> [Required task] Skip all pictures, then print the remaining material exactly.

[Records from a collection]
========

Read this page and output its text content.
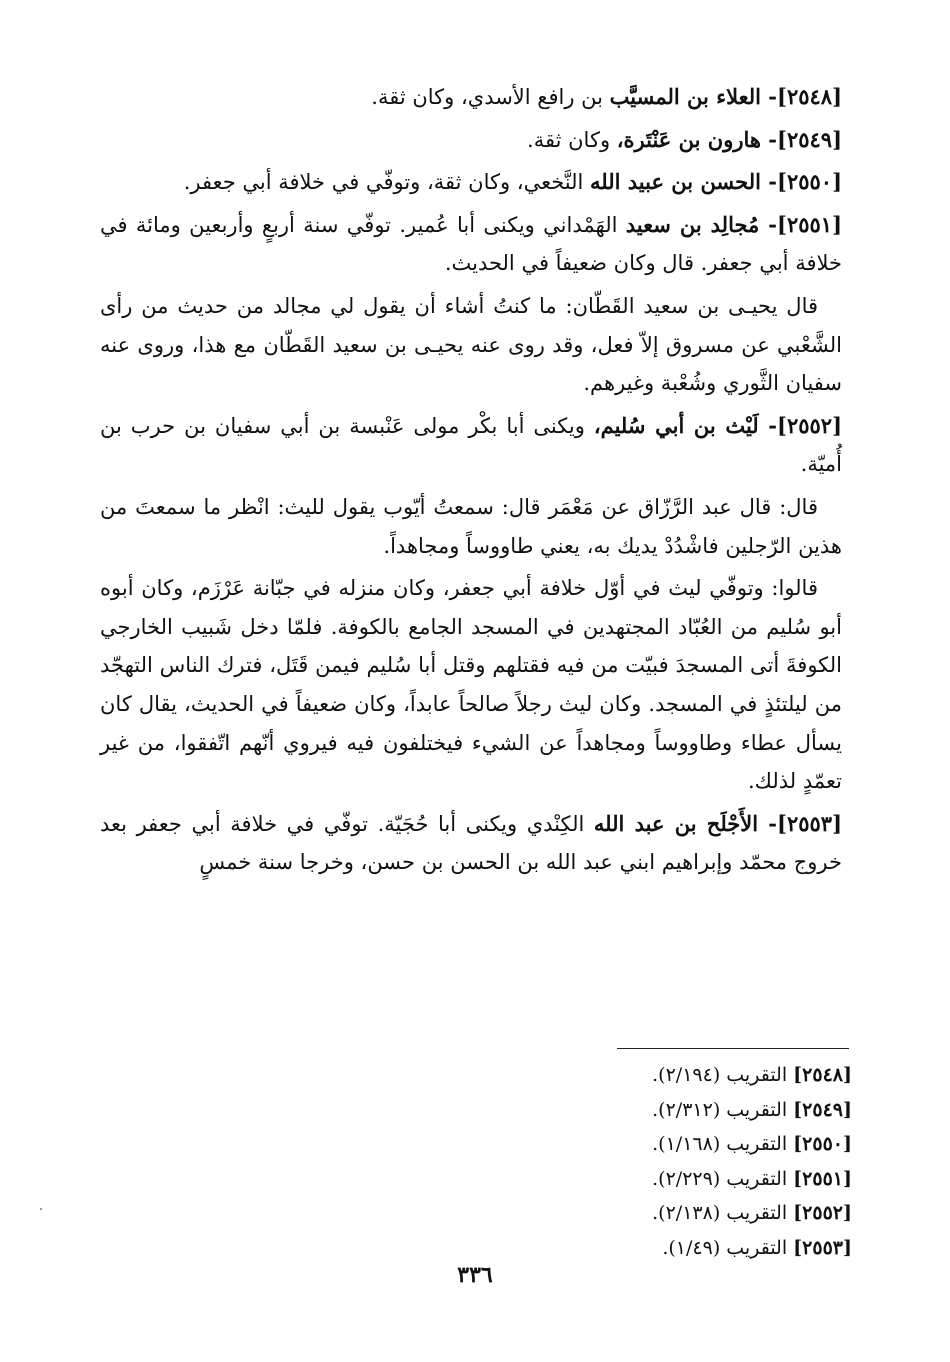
[٢٥٤٨]- العلاء بن المسيَّب بن رافع الأسدي، وكان ثقة.

[٢٥٤٩]- هارون بن عَنْتَرة، وكان ثقة.

[٢٥٥٠]- الحسن بن عبيد الله النَّخعي، وكان ثقة، وتوفّي في خلافة أبي جعفر.

[٢٥٥١]- مُجالِد بن سعيد الهَمْداني ويكنى أبا عُمير. توفّي سنة أربعٍ وأربعين ومائة في خلافة أبي جعفر. قال وكان ضعيفاً في الحديث.

قال يحيـى بن سعيد القَطّان: ما كنتُ أشاء أن يقول لي مجالد من حديث من رأى الشَّعْبي عن مسروق إلاّ فعل، وقد روى عنه يحيـى بن سعيد القَطّان مع هذا، وروى عنه سفيان الثَّوري وشُعْبة وغيرهم.

[٢٥٥٢]- لَيْث بن أبي سُليم، ويكنى أبا بكْر مولى عَنْبسة بن أبي سفيان بن حرب بن أُميّة.

قال: قال عبد الرَّزّاق عن مَعْمَر قال: سمعتُ أيّوب يقول لليث: انْظر ما سمعتَ من هذين الرّجلين فاشْدُدْ يديك به، يعني طاووساً ومجاهداً.

قالوا: وتوفّي ليث في أوّل خلافة أبي جعفر، وكان منزله في جبّانة عَرْزَم، وكان أبوه أبو سُليم من العُبّاد المجتهدين في المسجد الجامع بالكوفة. فلمّا دخل شَبيب الخارجي الكوفةَ أتى المسجدَ فبيّت من فيه فقتلهم وقتل أبا سُليم فيمن قَتَل، فترك الناس التهجّد من ليلتئذٍ في المسجد. وكان ليث رجلاً صالحاً عابداً، وكان ضعيفاً في الحديث، يقال كان يسأل عطاء وطاووساً ومجاهداً عن الشيء فيختلفون فيه فيروي أنّهم اتّفقوا، من غير تعمّدٍ لذلك.

[٢٥٥٣]- الأَجْلَح بن عبد الله الكِنْدي ويكنى أبا حُجَيّة. توفّي في خلافة أبي جعفر بعد خروج محمّد وإبراهيم ابني عبد الله بن الحسن بن حسن، وخرجا سنة خمسٍ

[٢٥٤٨] التقريب (٢/١٩٤).
[٢٥٤٩] التقريب (٢/٣١٢).
[٢٥٥٠] التقريب (١/١٦٨).
[٢٥٥١] التقريب (٢/٢٢٩).
[٢٥٥٢] التقريب (٢/١٣٨).
[٢٥٥٣] التقريب (١/٤٩).
٣٣٦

========

> [Reply]
Read this page and output its text content.
[٢٥٤٨]- العلاء بن المسيَّب بن رافع الأسدي، وكان ثقة.

[٢٥٤٩]- هارون بن عَنْتَرة، وكان ثقة.

[٢٥٥٠]- الحسن بن عبيد الله النَّخعي، وكان ثقة، وتوفّي في خلافة أبي جعفر.

[٢٥٥١]- مُجالِد بن سعيد الهَمْداني ويكنى أبا عُمير. توفّي سنة أربعٍ وأربعين ومائة في خلافة أبي جعفر. قال وكان ضعيفاً في الحديث.

قال يحيـى بن سعيد القَطّان: ما كنتُ أشاء أن يقول لي مجالد من حديث من رأى الشَّعْبي عن مسروق إلاّ فعل، وقد روى عنه يحيـى بن سعيد القَطّان مع هذا، وروى عنه سفيان الثَّوري وشُعْبة وغيرهم.

[٢٥٥٢]- لَيْث بن أبي سُليم، ويكنى أبا بكْر مولى عَنْبسة بن أبي سفيان بن حرب بن أُميّة.

قال: قال عبد الرَّزّاق عن مَعْمَر قال: سمعتُ أيّوب يقول لليث: انْظر ما سمعتَ من هذين الرّجلين فاشْدُدْ يديك به، يعني طاووساً ومجاهداً.

قالوا: وتوفّي ليث في أوّل خلافة أبي جعفر، وكان منزله في جبّانة عَرْزَم، وكان أبوه أبو سُليم من العُبّاد المجتهدين في المسجد الجامع بالكوفة. فلمّا دخل شَبيب الخارجي الكوفةَ أتى المسجدَ فبيّت من فيه فقتلهم وقتل أبا سُليم فيمن قَتَل، فترك الناس التهجّد من ليلتئذٍ في المسجد. وكان ليث رجلاً صالحاً عابداً، وكان ضعيفاً في الحديث، يقال كان يسأل عطاء وطاووساً ومجاهداً عن الشيء فيختلفون فيه فيروي أنّهم اتّفقوا، من غير تعمّدٍ لذلك.

[٢٥٥٣]- الأَجْلَح بن عبد الله الكِنْدي ويكنى أبا حُجَيّة. توفّي في خلافة أبي جعفر بعد خروج محمّد وإبراهيم ابني عبد الله بن الحسن بن حسن، وخرجا سنة خمسٍ

[٢٥٤٨] التقريب (٢/١٩٤).
[٢٥٤٩] التقريب (٢/٣١٢).
[٢٥٥٠] التقريب (١/١٦٨).
[٢٥٥١] التقريب (٢/٢٢٩).
[٢٥٥٢] التقريب (٢/١٣٨).
[٢٥٥٣] التقريب (١/٤٩).
٣٣٦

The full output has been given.